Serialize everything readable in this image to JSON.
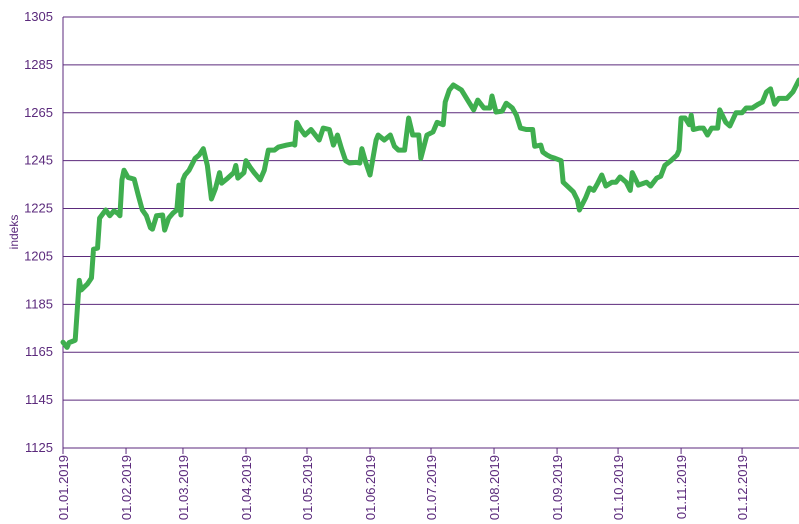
{
  "chart_data": {
    "type": "line",
    "y_label": "indeks",
    "x": [
      "2019-01-01",
      "2019-01-03",
      "2019-01-04",
      "2019-01-07",
      "2019-01-09",
      "2019-01-10",
      "2019-01-13",
      "2019-01-15",
      "2019-01-16",
      "2019-01-18",
      "2019-01-19",
      "2019-01-22",
      "2019-01-24",
      "2019-01-26",
      "2019-01-28",
      "2019-01-29",
      "2019-01-30",
      "2019-01-31",
      "2019-02-02",
      "2019-02-05",
      "2019-02-07",
      "2019-02-09",
      "2019-02-11",
      "2019-02-13",
      "2019-02-14",
      "2019-02-16",
      "2019-02-19",
      "2019-02-20",
      "2019-02-22",
      "2019-02-24",
      "2019-02-26",
      "2019-02-27",
      "2019-02-28",
      "2019-03-01",
      "2019-03-02",
      "2019-03-04",
      "2019-03-07",
      "2019-03-09",
      "2019-03-11",
      "2019-03-13",
      "2019-03-15",
      "2019-03-17",
      "2019-03-19",
      "2019-03-20",
      "2019-03-23",
      "2019-03-26",
      "2019-03-27",
      "2019-03-28",
      "2019-03-31",
      "2019-04-01",
      "2019-04-03",
      "2019-04-05",
      "2019-04-08",
      "2019-04-10",
      "2019-04-12",
      "2019-04-15",
      "2019-04-17",
      "2019-04-21",
      "2019-04-24",
      "2019-04-25",
      "2019-04-26",
      "2019-04-28",
      "2019-04-30",
      "2019-05-03",
      "2019-05-07",
      "2019-05-09",
      "2019-05-12",
      "2019-05-14",
      "2019-05-16",
      "2019-05-18",
      "2019-05-20",
      "2019-05-22",
      "2019-05-25",
      "2019-05-27",
      "2019-05-28",
      "2019-05-30",
      "2019-06-01",
      "2019-06-04",
      "2019-06-05",
      "2019-06-08",
      "2019-06-11",
      "2019-06-13",
      "2019-06-15",
      "2019-06-18",
      "2019-06-20",
      "2019-06-22",
      "2019-06-25",
      "2019-06-26",
      "2019-06-29",
      "2019-07-02",
      "2019-07-04",
      "2019-07-07",
      "2019-07-08",
      "2019-07-10",
      "2019-07-12",
      "2019-07-16",
      "2019-07-19",
      "2019-07-22",
      "2019-07-24",
      "2019-07-27",
      "2019-07-30",
      "2019-07-31",
      "2019-08-02",
      "2019-08-05",
      "2019-08-07",
      "2019-08-10",
      "2019-08-12",
      "2019-08-14",
      "2019-08-17",
      "2019-08-20",
      "2019-08-21",
      "2019-08-24",
      "2019-08-25",
      "2019-08-27",
      "2019-08-29",
      "2019-08-31",
      "2019-09-03",
      "2019-09-04",
      "2019-09-07",
      "2019-09-09",
      "2019-09-11",
      "2019-09-12",
      "2019-09-15",
      "2019-09-17",
      "2019-09-19",
      "2019-09-21",
      "2019-09-23",
      "2019-09-25",
      "2019-09-28",
      "2019-09-30",
      "2019-10-02",
      "2019-10-05",
      "2019-10-07",
      "2019-10-08",
      "2019-10-11",
      "2019-10-15",
      "2019-10-17",
      "2019-10-20",
      "2019-10-22",
      "2019-10-24",
      "2019-10-27",
      "2019-10-30",
      "2019-10-31",
      "2019-11-01",
      "2019-11-03",
      "2019-11-05",
      "2019-11-06",
      "2019-11-07",
      "2019-11-10",
      "2019-11-12",
      "2019-11-14",
      "2019-11-16",
      "2019-11-19",
      "2019-11-20",
      "2019-11-23",
      "2019-11-25",
      "2019-11-28",
      "2019-12-01",
      "2019-12-03",
      "2019-12-06",
      "2019-12-09",
      "2019-12-11",
      "2019-12-13",
      "2019-12-15",
      "2019-12-17",
      "2019-12-19",
      "2019-12-23",
      "2019-12-26",
      "2019-12-29"
    ],
    "series": [
      {
        "color": "#3fae4f",
        "values": [
          1169.2,
          1167,
          1169,
          1170,
          1195,
          1191,
          1193.5,
          1196,
          1208,
          1208.5,
          1221,
          1224.4,
          1222,
          1224,
          1223,
          1222,
          1237,
          1241,
          1238,
          1237.3,
          1230.6,
          1224.4,
          1222,
          1217,
          1216.4,
          1222,
          1222.3,
          1216,
          1221,
          1223,
          1224.4,
          1234.8,
          1222.3,
          1237,
          1239,
          1241,
          1246,
          1247.4,
          1250,
          1243,
          1229,
          1233.4,
          1240,
          1235.6,
          1237.7,
          1240,
          1243,
          1237.7,
          1240,
          1245,
          1242.3,
          1240,
          1237,
          1241,
          1249.4,
          1249.4,
          1250.7,
          1251.5,
          1252,
          1251.5,
          1261,
          1258,
          1255.7,
          1258,
          1253.6,
          1258.6,
          1258,
          1251.5,
          1255.7,
          1250,
          1245,
          1244,
          1244.3,
          1244,
          1250,
          1244,
          1239,
          1253.6,
          1255.7,
          1253.6,
          1255.7,
          1251,
          1249.4,
          1249.4,
          1262.8,
          1255.7,
          1255.7,
          1246,
          1255.7,
          1257,
          1261,
          1260,
          1269.5,
          1274.5,
          1276.6,
          1274.5,
          1270.3,
          1266.2,
          1270.3,
          1267,
          1267,
          1272,
          1265.3,
          1265.7,
          1269,
          1267,
          1264,
          1258.6,
          1258,
          1258,
          1251,
          1251.5,
          1248.6,
          1247.4,
          1246.5,
          1246,
          1245,
          1236,
          1233.6,
          1232,
          1228.6,
          1224.4,
          1229.4,
          1233.6,
          1232.6,
          1235.6,
          1239,
          1234.4,
          1236,
          1236,
          1238.2,
          1236,
          1232.6,
          1240,
          1234.8,
          1236,
          1234.4,
          1237.7,
          1238.5,
          1243,
          1245,
          1247.4,
          1249.4,
          1262.8,
          1262.8,
          1260,
          1264,
          1258,
          1258.6,
          1258.6,
          1255.7,
          1258.6,
          1258.6,
          1266.2,
          1261,
          1259.5,
          1265,
          1265,
          1267,
          1267,
          1268.6,
          1269.5,
          1273.7,
          1275,
          1268.6,
          1271,
          1271,
          1273.7,
          1278.7
        ]
      }
    ],
    "xlim": [
      "2019-01-01",
      "2019-12-29"
    ],
    "xticks": [
      {
        "value": "2019-01-01",
        "label": "01.01.2019"
      },
      {
        "value": "2019-02-01",
        "label": "01.02.2019"
      },
      {
        "value": "2019-03-01",
        "label": "01.03.2019"
      },
      {
        "value": "2019-04-01",
        "label": "01.04.2019"
      },
      {
        "value": "2019-05-01",
        "label": "01.05.2019"
      },
      {
        "value": "2019-06-01",
        "label": "01.06.2019"
      },
      {
        "value": "2019-07-01",
        "label": "01.07.2019"
      },
      {
        "value": "2019-08-01",
        "label": "01.08.2019"
      },
      {
        "value": "2019-09-01",
        "label": "01.09.2019"
      },
      {
        "value": "2019-10-01",
        "label": "01.10.2019"
      },
      {
        "value": "2019-11-01",
        "label": "01.11.2019"
      },
      {
        "value": "2019-12-01",
        "label": "01.12.2019"
      }
    ],
    "ylim": [
      1125,
      1305
    ],
    "yticks": [
      1125,
      1145,
      1165,
      1185,
      1205,
      1225,
      1245,
      1265,
      1285,
      1305
    ],
    "grid": true
  }
}
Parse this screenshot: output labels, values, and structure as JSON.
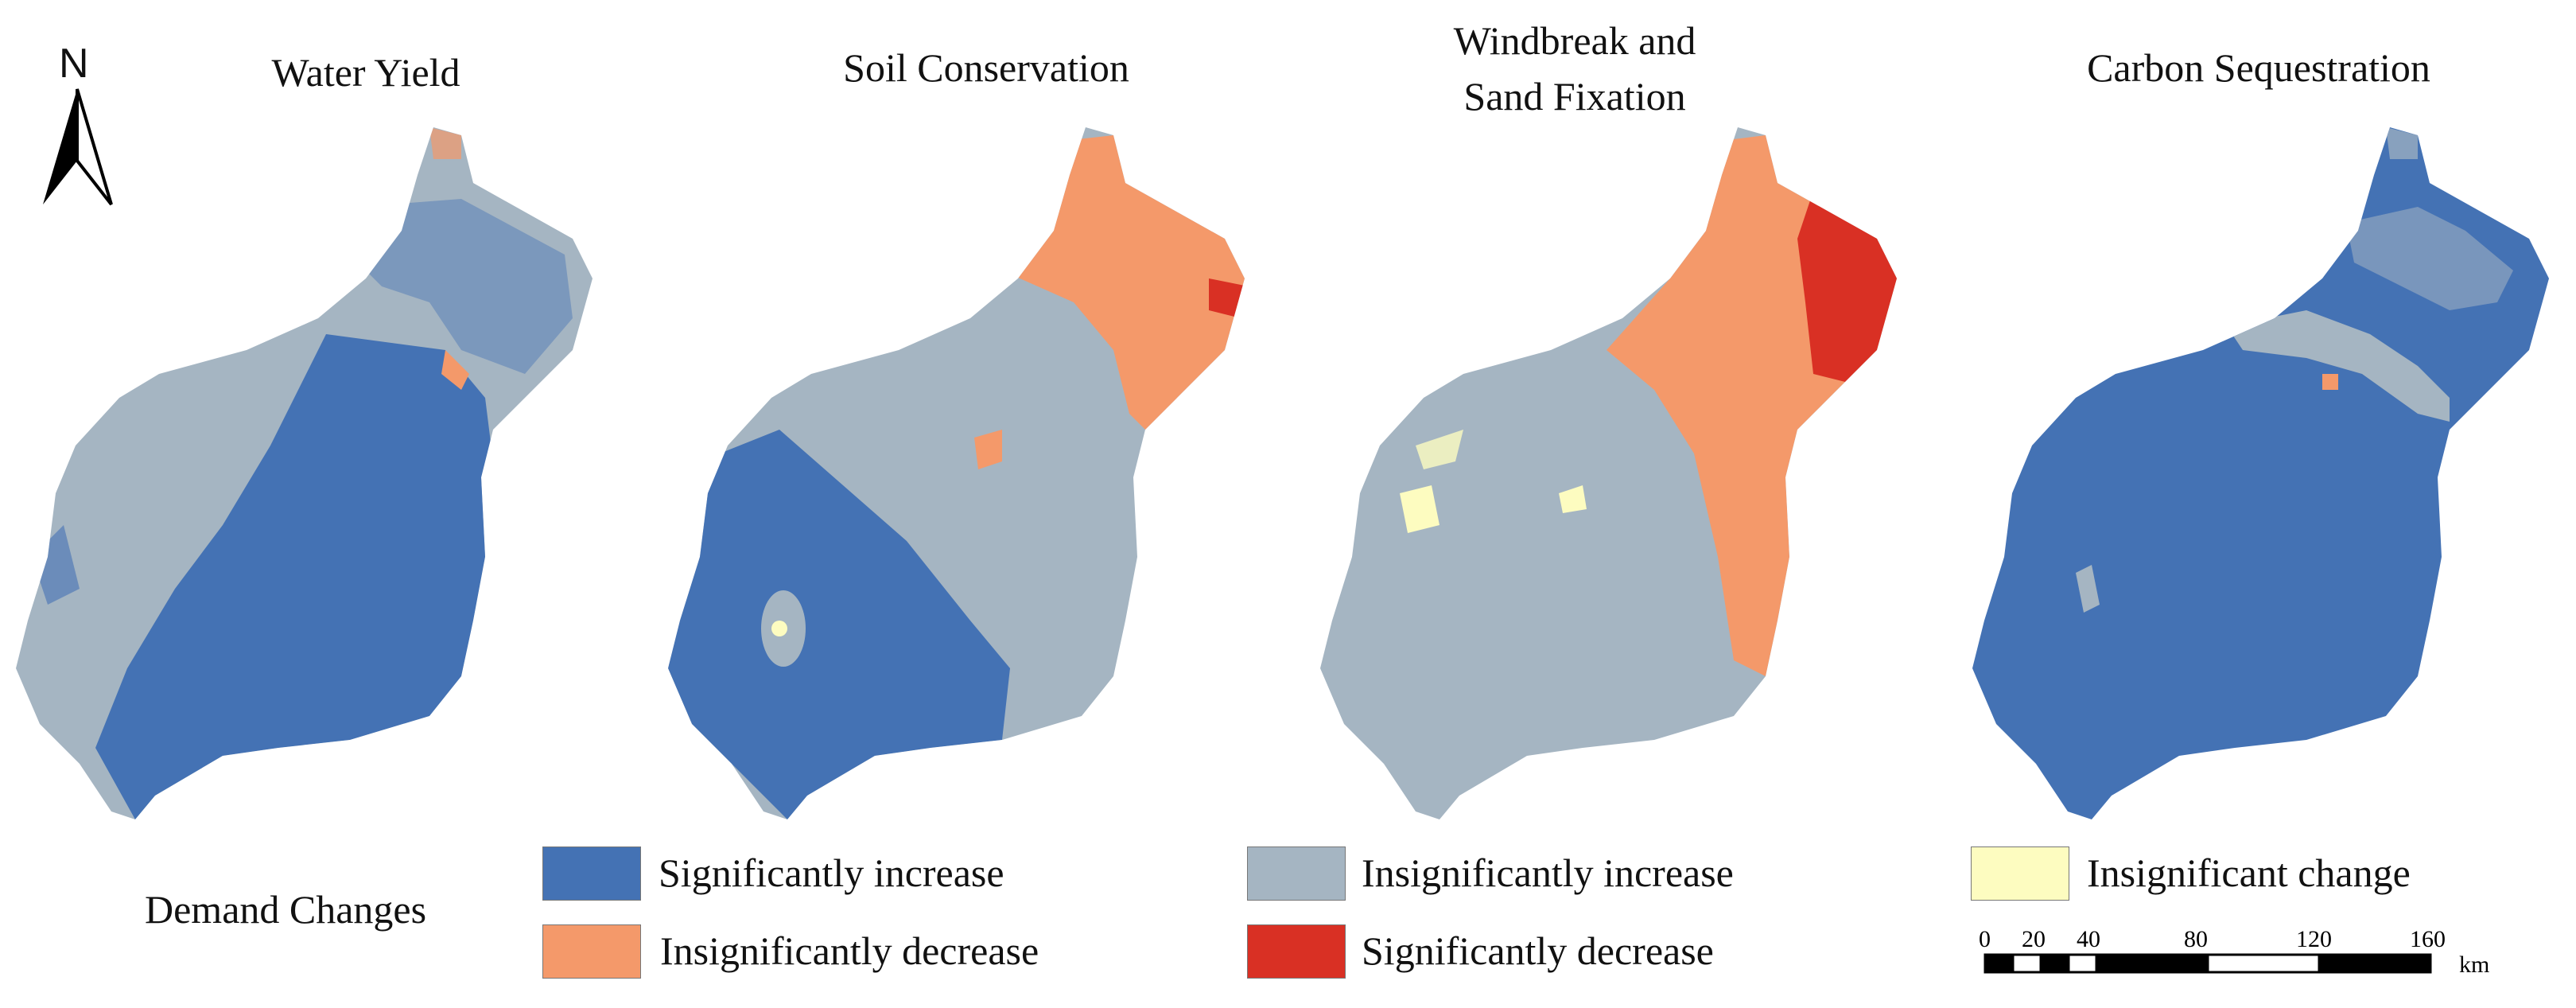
{
  "north_arrow": {
    "letter": "N",
    "icon": "north-arrow-icon"
  },
  "panels": [
    {
      "id": "water-yield",
      "title": "Water Yield"
    },
    {
      "id": "soil-conservation",
      "title": "Soil Conservation"
    },
    {
      "id": "windbreak",
      "title_line1": "Windbreak and",
      "title_line2": "Sand Fixation"
    },
    {
      "id": "carbon-sequestration",
      "title": "Carbon Sequestration"
    }
  ],
  "legend": {
    "title": "Demand Changes",
    "items": [
      {
        "label": "Significantly increase",
        "color": "#4472b4"
      },
      {
        "label": "Insignificantly decrease",
        "color": "#f4996a"
      },
      {
        "label": "Insignificantly increase",
        "color": "#a5b5c2"
      },
      {
        "label": "Significantly decrease",
        "color": "#d93024"
      },
      {
        "label": "Insignificant change",
        "color": "#fdfcc0"
      }
    ]
  },
  "scale_bar": {
    "ticks": [
      "0",
      "20",
      "40",
      "80",
      "120",
      "160"
    ],
    "unit": "km"
  }
}
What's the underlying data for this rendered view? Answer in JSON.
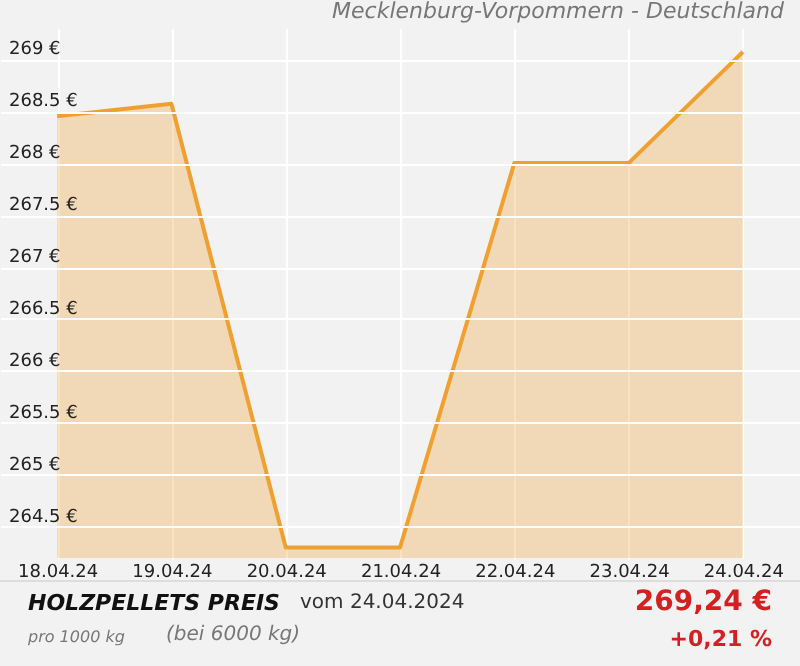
{
  "chart_data": {
    "type": "area",
    "title": "Mecklenburg-Vorpommern - Deutschland",
    "categories": [
      "18.04.24",
      "19.04.24",
      "20.04.24",
      "21.04.24",
      "22.04.24",
      "23.04.24",
      "24.04.24"
    ],
    "series": [
      {
        "color": "#f0a030",
        "values": [
          268.45,
          268.57,
          264.3,
          264.3,
          268.0,
          268.0,
          269.07
        ]
      }
    ],
    "ylim": [
      264.2,
      269.3
    ],
    "yticks": [
      {
        "value": 264.5,
        "label": "264.5 €"
      },
      {
        "value": 265,
        "label": "265 €"
      },
      {
        "value": 265.5,
        "label": "265.5 €"
      },
      {
        "value": 266,
        "label": "266 €"
      },
      {
        "value": 266.5,
        "label": "266.5 €"
      },
      {
        "value": 267,
        "label": "267 €"
      },
      {
        "value": 267.5,
        "label": "267.5 €"
      },
      {
        "value": 268,
        "label": "268 €"
      },
      {
        "value": 268.5,
        "label": "268.5 €"
      },
      {
        "value": 269,
        "label": "269 €"
      }
    ],
    "grid": true,
    "annotations": [
      "HOLZPELLETS PREIS",
      "vom 24.04.2024",
      "pro 1000 kg",
      "(bei 6000 kg)",
      "269,24 €",
      "+0,21 %"
    ]
  }
}
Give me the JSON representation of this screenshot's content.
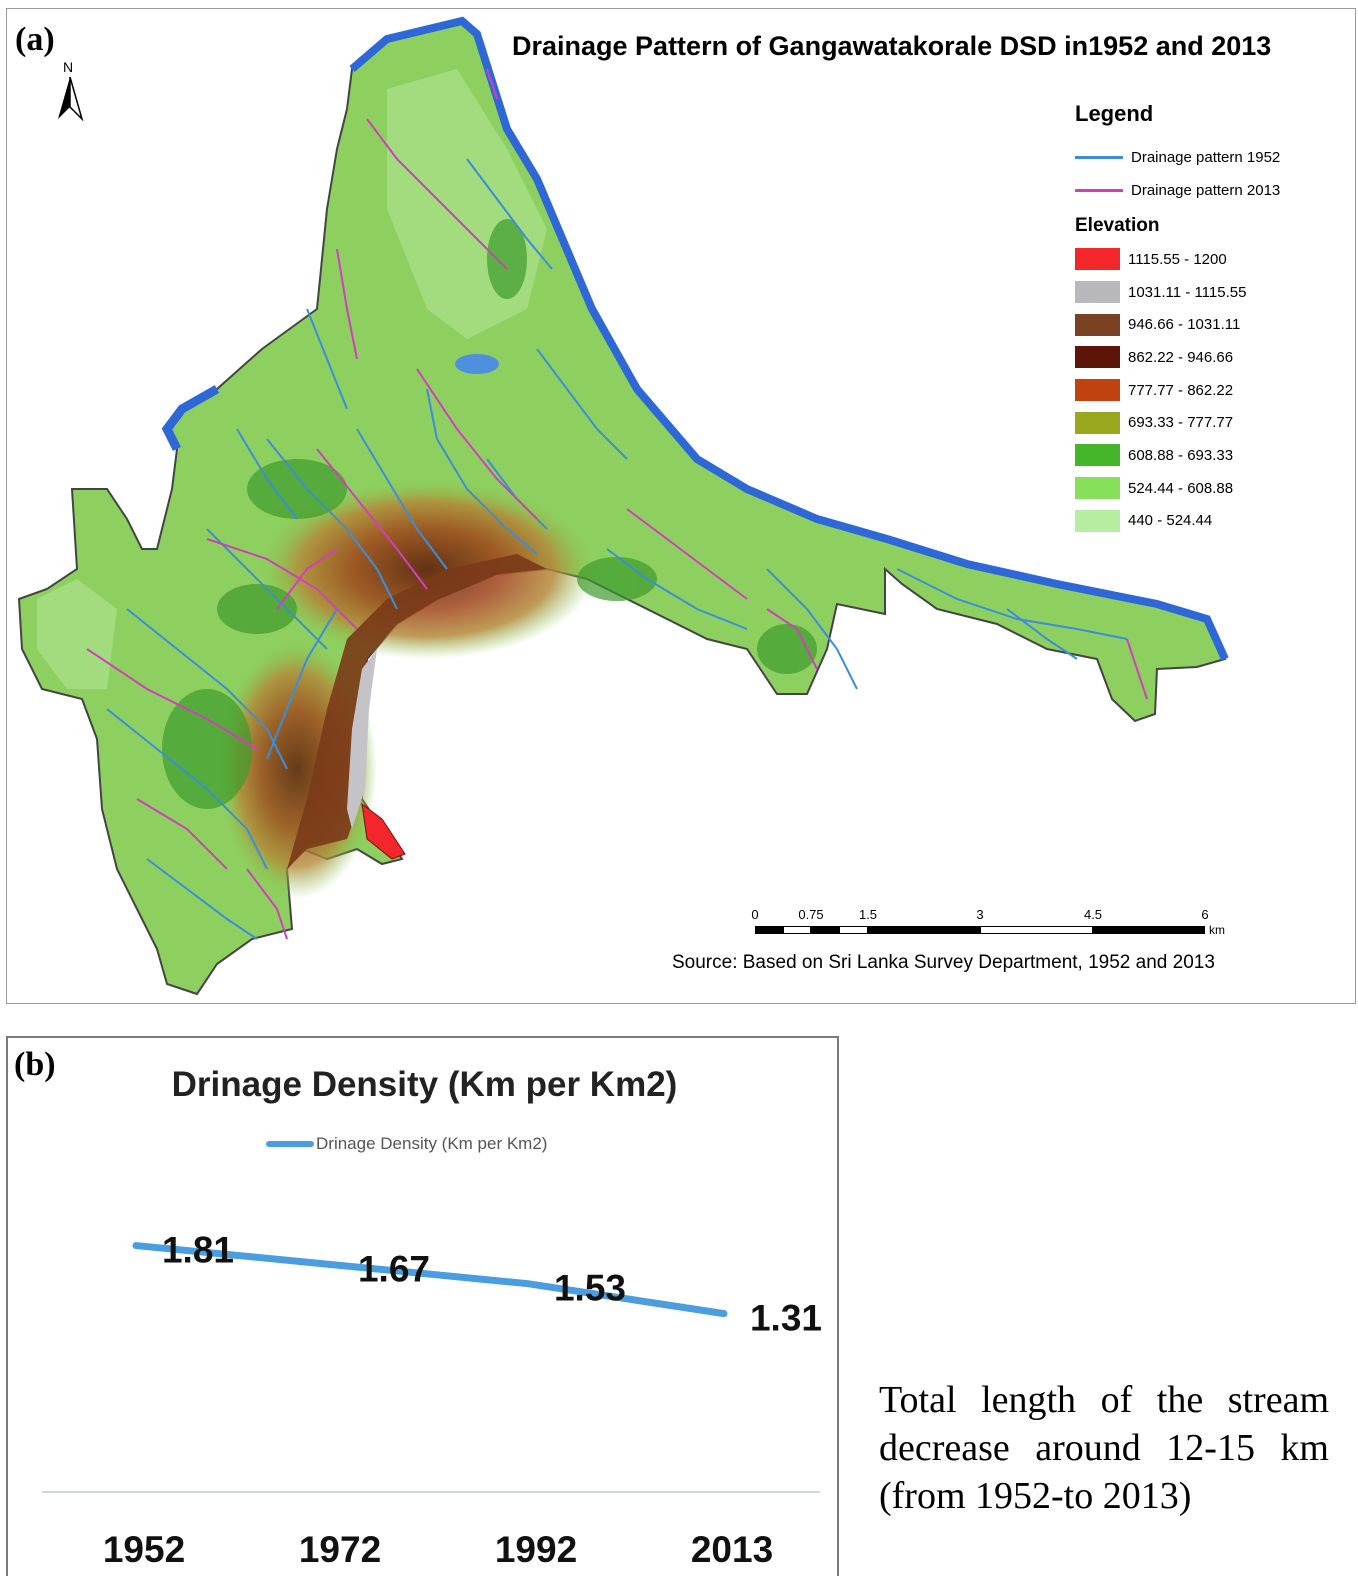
####
Take every line containing the word "this" and copy it.

Serialize everything readable in this image to JSON.
Parse this screenshot: output labels, values, and structure as JSON.
What's the underlying data for this rendered view? Answer in JSON.
Give me the JSON representation of this screenshot's content.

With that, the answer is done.